BEGIN Supplied material

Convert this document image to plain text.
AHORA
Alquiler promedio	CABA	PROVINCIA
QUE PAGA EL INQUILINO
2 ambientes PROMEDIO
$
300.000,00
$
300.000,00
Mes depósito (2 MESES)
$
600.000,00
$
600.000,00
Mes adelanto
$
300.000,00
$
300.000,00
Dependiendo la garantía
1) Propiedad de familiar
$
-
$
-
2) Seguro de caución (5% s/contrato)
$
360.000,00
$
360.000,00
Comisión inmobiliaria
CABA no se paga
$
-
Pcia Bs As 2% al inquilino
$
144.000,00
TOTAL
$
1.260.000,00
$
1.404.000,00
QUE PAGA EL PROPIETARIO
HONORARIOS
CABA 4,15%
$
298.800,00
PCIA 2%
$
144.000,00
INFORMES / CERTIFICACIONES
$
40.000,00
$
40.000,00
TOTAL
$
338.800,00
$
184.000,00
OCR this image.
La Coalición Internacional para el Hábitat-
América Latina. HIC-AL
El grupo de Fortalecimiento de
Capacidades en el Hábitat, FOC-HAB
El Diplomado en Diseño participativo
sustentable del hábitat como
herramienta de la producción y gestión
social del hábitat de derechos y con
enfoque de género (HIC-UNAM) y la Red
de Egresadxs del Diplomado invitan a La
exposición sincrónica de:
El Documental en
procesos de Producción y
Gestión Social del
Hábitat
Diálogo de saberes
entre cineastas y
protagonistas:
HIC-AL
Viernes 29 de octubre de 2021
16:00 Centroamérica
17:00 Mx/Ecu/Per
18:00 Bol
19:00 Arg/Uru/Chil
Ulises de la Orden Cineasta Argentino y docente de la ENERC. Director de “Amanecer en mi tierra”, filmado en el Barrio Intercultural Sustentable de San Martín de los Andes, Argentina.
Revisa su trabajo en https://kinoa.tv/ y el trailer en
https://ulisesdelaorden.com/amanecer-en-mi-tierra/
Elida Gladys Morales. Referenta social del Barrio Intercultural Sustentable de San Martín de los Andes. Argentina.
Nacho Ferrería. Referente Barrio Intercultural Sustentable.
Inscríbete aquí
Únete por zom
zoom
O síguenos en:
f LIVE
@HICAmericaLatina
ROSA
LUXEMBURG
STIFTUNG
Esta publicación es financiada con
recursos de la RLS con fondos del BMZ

END Supplied material

-- Directions --
Pull out each line holding the string "image".

-- Exercise answer --
Convert this document image to plain text.
OCR this image.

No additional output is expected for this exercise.